## What is expected:
Copy each line in which the string "Score" occurs.

## Data entries:
/---

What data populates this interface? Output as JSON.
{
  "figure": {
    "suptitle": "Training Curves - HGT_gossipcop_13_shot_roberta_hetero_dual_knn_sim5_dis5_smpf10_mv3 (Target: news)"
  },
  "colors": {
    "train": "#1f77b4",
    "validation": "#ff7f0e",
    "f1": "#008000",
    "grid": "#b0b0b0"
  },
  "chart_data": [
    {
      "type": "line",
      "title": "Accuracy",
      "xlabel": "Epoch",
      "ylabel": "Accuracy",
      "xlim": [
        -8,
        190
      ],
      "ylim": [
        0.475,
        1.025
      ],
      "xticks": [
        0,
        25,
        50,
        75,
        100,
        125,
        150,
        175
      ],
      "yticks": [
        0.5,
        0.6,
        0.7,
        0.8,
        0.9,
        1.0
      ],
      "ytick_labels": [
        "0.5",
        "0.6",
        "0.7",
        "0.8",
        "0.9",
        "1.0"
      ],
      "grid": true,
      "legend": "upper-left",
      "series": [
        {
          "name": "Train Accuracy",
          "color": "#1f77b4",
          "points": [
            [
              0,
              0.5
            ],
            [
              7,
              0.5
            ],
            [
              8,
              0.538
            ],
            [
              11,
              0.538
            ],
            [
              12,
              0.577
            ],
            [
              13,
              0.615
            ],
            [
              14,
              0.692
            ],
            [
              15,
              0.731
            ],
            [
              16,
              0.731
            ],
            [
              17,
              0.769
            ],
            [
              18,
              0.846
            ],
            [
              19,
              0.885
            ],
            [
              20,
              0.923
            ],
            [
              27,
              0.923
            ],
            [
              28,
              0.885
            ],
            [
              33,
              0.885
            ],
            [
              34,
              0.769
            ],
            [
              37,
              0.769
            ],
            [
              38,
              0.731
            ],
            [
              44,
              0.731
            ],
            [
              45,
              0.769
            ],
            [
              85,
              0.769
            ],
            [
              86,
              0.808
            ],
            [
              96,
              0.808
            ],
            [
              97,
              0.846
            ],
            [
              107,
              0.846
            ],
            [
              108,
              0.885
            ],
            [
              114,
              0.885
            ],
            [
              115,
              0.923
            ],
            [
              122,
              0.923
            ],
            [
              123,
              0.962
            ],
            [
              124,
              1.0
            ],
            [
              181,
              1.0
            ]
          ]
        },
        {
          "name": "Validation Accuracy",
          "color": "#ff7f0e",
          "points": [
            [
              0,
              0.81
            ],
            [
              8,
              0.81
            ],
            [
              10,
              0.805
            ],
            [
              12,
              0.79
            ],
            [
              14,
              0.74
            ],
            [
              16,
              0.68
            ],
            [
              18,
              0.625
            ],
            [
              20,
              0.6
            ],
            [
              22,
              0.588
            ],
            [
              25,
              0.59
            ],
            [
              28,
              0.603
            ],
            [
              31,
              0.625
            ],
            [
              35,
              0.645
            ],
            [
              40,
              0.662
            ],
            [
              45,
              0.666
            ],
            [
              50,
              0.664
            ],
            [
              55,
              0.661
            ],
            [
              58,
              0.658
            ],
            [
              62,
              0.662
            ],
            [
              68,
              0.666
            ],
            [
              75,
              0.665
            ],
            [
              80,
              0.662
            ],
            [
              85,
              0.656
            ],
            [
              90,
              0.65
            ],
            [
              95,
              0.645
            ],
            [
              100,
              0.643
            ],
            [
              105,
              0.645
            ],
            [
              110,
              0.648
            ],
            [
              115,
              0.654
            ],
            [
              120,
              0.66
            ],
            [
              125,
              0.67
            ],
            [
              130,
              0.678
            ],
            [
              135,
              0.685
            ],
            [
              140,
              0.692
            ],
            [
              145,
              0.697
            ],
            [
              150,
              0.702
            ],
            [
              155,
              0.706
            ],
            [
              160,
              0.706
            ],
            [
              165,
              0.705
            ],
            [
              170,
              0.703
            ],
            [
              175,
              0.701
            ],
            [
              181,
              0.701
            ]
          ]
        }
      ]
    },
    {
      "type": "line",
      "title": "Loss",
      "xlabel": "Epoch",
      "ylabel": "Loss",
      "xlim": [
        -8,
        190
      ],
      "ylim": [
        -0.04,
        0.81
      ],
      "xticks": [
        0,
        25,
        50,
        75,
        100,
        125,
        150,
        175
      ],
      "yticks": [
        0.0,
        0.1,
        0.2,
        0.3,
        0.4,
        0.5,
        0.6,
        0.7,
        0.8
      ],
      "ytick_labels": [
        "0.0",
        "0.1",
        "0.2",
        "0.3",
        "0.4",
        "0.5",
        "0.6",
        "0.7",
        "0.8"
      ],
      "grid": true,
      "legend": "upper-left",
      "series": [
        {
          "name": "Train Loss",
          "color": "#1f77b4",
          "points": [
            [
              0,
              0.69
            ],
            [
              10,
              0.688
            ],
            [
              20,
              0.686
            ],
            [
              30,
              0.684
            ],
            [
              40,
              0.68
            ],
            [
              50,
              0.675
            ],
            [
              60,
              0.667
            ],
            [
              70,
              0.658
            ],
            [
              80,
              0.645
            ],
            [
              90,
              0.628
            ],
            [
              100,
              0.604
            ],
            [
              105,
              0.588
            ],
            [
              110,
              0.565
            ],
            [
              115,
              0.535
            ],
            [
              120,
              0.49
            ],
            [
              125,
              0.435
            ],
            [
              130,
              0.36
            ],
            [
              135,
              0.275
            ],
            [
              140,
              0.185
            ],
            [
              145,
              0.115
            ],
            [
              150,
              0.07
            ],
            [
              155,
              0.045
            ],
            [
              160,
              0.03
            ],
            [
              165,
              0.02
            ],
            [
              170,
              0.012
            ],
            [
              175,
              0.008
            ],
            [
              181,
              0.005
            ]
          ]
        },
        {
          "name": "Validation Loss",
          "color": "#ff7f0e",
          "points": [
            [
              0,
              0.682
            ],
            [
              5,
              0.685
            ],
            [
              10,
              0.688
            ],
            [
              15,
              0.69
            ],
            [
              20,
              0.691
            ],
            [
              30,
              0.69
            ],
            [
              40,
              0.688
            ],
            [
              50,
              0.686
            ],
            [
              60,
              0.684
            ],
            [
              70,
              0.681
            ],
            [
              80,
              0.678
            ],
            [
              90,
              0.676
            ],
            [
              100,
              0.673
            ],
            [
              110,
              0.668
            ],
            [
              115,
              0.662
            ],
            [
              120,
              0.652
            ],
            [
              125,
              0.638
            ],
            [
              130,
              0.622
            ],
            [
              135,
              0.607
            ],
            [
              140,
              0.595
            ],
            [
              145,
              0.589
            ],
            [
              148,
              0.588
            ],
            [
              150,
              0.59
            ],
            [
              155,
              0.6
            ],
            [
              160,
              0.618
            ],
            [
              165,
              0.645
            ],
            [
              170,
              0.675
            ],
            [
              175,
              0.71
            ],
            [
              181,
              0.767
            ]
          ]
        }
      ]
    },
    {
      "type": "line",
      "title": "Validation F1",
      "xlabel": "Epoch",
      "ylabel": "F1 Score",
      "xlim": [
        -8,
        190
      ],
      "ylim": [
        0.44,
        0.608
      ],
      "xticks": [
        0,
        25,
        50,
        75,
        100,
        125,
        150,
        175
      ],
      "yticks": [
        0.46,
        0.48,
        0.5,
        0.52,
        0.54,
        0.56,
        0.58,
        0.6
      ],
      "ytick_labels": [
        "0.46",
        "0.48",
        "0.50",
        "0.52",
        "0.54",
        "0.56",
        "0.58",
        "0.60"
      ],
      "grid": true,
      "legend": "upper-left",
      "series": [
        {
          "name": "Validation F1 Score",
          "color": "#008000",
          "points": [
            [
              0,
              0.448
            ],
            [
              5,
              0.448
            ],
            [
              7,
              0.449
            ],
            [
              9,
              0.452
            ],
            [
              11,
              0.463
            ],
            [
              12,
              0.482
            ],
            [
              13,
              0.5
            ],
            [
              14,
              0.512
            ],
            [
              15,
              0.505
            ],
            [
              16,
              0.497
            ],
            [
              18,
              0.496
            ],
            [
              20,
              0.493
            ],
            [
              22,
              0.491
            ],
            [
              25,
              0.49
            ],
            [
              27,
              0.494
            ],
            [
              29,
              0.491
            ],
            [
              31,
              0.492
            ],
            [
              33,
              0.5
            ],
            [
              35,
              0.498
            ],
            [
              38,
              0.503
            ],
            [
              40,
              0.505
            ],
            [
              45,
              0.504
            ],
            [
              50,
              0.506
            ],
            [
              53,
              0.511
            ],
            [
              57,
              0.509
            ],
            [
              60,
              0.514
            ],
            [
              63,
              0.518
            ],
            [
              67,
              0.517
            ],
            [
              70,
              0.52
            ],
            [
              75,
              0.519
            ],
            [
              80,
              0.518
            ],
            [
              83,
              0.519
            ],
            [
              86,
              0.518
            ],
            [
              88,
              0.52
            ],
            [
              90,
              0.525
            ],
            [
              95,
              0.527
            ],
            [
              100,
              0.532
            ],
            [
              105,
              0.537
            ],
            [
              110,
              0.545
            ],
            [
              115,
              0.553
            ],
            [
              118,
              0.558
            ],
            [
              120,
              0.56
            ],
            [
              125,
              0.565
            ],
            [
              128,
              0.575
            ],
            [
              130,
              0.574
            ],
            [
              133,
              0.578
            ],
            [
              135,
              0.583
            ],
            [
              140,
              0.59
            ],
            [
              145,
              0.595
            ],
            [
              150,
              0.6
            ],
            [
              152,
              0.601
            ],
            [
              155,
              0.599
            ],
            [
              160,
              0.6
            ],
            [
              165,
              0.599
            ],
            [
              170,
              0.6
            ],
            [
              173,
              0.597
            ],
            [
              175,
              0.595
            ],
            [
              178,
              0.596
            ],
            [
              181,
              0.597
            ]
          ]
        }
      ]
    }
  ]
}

\---

## Response for this exercise:
      "ylabel": "F1 Score",
          "name": "Validation F1 Score",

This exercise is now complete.